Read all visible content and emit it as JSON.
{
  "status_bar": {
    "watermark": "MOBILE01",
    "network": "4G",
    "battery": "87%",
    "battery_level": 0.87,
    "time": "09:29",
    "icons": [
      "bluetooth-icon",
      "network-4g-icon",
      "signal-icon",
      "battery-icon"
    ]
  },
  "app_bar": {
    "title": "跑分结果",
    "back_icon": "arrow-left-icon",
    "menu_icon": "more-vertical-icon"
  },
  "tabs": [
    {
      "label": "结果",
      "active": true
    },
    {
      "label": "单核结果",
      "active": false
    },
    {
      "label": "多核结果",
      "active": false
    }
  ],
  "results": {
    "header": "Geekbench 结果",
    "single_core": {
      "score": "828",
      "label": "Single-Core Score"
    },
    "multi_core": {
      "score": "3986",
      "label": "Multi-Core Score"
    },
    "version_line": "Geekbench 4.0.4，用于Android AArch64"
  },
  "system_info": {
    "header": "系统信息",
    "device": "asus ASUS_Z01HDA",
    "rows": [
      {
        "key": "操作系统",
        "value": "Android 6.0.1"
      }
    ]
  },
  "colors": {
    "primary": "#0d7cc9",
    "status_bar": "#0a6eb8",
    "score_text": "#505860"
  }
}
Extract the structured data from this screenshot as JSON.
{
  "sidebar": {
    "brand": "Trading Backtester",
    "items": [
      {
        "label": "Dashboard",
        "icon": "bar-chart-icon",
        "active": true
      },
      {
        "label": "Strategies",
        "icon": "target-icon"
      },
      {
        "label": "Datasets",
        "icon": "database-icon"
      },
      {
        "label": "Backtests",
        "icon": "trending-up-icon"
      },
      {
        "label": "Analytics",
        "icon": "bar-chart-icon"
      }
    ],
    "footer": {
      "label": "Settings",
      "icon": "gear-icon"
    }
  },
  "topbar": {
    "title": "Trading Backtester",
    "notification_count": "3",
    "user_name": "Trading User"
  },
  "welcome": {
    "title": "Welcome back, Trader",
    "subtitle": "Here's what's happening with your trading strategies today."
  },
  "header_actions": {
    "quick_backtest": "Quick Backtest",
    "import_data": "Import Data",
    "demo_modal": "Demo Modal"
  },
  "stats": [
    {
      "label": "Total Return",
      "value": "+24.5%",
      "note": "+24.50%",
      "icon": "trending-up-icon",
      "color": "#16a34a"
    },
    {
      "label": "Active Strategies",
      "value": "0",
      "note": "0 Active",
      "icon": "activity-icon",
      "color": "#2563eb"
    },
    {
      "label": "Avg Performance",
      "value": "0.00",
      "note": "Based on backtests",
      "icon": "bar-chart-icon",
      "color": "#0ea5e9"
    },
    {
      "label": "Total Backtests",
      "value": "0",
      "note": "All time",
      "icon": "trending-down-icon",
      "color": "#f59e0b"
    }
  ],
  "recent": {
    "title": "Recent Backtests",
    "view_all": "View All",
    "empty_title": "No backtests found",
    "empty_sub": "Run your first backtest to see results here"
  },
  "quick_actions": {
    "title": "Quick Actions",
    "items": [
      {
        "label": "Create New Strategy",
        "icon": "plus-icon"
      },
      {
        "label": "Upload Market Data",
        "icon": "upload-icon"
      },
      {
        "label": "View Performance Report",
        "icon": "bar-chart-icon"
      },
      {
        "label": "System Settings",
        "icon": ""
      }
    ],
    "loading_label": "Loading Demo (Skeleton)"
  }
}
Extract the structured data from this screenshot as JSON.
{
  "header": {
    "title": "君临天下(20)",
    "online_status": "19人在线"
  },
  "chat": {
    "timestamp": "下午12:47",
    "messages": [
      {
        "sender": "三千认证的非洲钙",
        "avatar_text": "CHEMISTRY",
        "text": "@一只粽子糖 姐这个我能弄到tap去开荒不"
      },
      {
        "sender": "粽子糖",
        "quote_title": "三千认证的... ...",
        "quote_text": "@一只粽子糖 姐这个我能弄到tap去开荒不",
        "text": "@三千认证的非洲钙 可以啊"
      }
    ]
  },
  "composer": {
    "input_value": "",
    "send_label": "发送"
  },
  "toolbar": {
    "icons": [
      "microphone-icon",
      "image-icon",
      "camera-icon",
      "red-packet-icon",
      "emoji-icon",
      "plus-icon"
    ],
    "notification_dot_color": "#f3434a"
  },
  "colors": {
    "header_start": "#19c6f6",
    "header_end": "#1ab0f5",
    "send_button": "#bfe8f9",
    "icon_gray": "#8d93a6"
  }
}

Problem:
Write out every entry exactly as given.

Correct answer:
Read all visible content and emit it as JSON.
{
  "status_bar": {
    "watermark": "MOBILE01",
    "network": "4G",
    "battery": "87%",
    "battery_level": 0.87,
    "time": "09:29",
    "icons": [
      "bluetooth-icon",
      "network-4g-icon",
      "signal-icon",
      "battery-icon"
    ]
  },
  "app_bar": {
    "title": "跑分结果",
    "back_icon": "arrow-left-icon",
    "menu_icon": "more-vertical-icon"
  },
  "tabs": [
    {
      "label": "结果",
      "active": true
    },
    {
      "label": "单核结果",
      "active": false
    },
    {
      "label": "多核结果",
      "active": false
    }
  ],
  "results": {
    "header": "Geekbench 结果",
    "single_core": {
      "score": "828",
      "label": "Single-Core Score"
    },
    "multi_core": {
      "score": "3986",
      "label": "Multi-Core Score"
    },
    "version_line": "Geekbench 4.0.4，用于Android AArch64"
  },
  "system_info": {
    "header": "系统信息",
    "device": "asus ASUS_Z01HDA",
    "rows": [
      {
        "key": "操作系统",
        "value": "Android 6.0.1"
      }
    ]
  },
  "colors": {
    "primary": "#0d7cc9",
    "status_bar": "#0a6eb8",
    "score_text": "#505860"
  }
}
Extract the structured data from this screenshot as JSON.
{
  "sidebar": {
    "brand": "Trading Backtester",
    "items": [
      {
        "label": "Dashboard",
        "icon": "bar-chart-icon",
        "active": true
      },
      {
        "label": "Strategies",
        "icon": "target-icon"
      },
      {
        "label": "Datasets",
        "icon": "database-icon"
      },
      {
        "label": "Backtests",
        "icon": "trending-up-icon"
      },
      {
        "label": "Analytics",
        "icon": "bar-chart-icon"
      }
    ],
    "footer": {
      "label": "Settings",
      "icon": "gear-icon"
    }
  },
  "topbar": {
    "title": "Trading Backtester",
    "notification_count": "3",
    "user_name": "Trading User"
  },
  "welcome": {
    "title": "Welcome back, Trader",
    "subtitle": "Here's what's happening with your trading strategies today."
  },
  "header_actions": {
    "quick_backtest": "Quick Backtest",
    "import_data": "Import Data",
    "demo_modal": "Demo Modal"
  },
  "stats": [
    {
      "label": "Total Return",
      "value": "+24.5%",
      "note": "+24.50%",
      "icon": "trending-up-icon",
      "color": "#16a34a"
    },
    {
      "label": "Active Strategies",
      "value": "0",
      "note": "0 Active",
      "icon": "activity-icon",
      "color": "#2563eb"
    },
    {
      "label": "Avg Performance",
      "value": "0.00",
      "note": "Based on backtests",
      "icon": "bar-chart-icon",
      "color": "#0ea5e9"
    },
    {
      "label": "Total Backtests",
      "value": "0",
      "note": "All time",
      "icon": "trending-down-icon",
      "color": "#f59e0b"
    }
  ],
  "recent": {
    "title": "Recent Backtests",
    "view_all": "View All",
    "empty_title": "No backtests found",
    "empty_sub": "Run your first backtest to see results here"
  },
  "quick_actions": {
    "title": "Quick Actions",
    "items": [
      {
        "label": "Create New Strategy",
        "icon": "plus-icon"
      },
      {
        "label": "Upload Market Data",
        "icon": "upload-icon"
      },
      {
        "label": "View Performance Report",
        "icon": "bar-chart-icon"
      },
      {
        "label": "System Settings",
        "icon": ""
      }
    ],
    "loading_label": "Loading Demo (Skeleton)"
  }
}
Extract the structured data from this screenshot as JSON.
{
  "header": {
    "title": "君临天下(20)",
    "online_status": "19人在线"
  },
  "chat": {
    "timestamp": "下午12:47",
    "messages": [
      {
        "sender": "三千认证的非洲钙",
        "avatar_text": "CHEMISTRY",
        "text": "@一只粽子糖 姐这个我能弄到tap去开荒不"
      },
      {
        "sender": "粽子糖",
        "quote_title": "三千认证的... ...",
        "quote_text": "@一只粽子糖 姐这个我能弄到tap去开荒不",
        "text": "@三千认证的非洲钙 可以啊"
      }
    ]
  },
  "composer": {
    "input_value": "",
    "send_label": "发送"
  },
  "toolbar": {
    "icons": [
      "microphone-icon",
      "image-icon",
      "camera-icon",
      "red-packet-icon",
      "emoji-icon",
      "plus-icon"
    ],
    "notification_dot_color": "#f3434a"
  },
  "colors": {
    "header_start": "#19c6f6",
    "header_end": "#1ab0f5",
    "send_button": "#bfe8f9",
    "icon_gray": "#8d93a6"
  }
}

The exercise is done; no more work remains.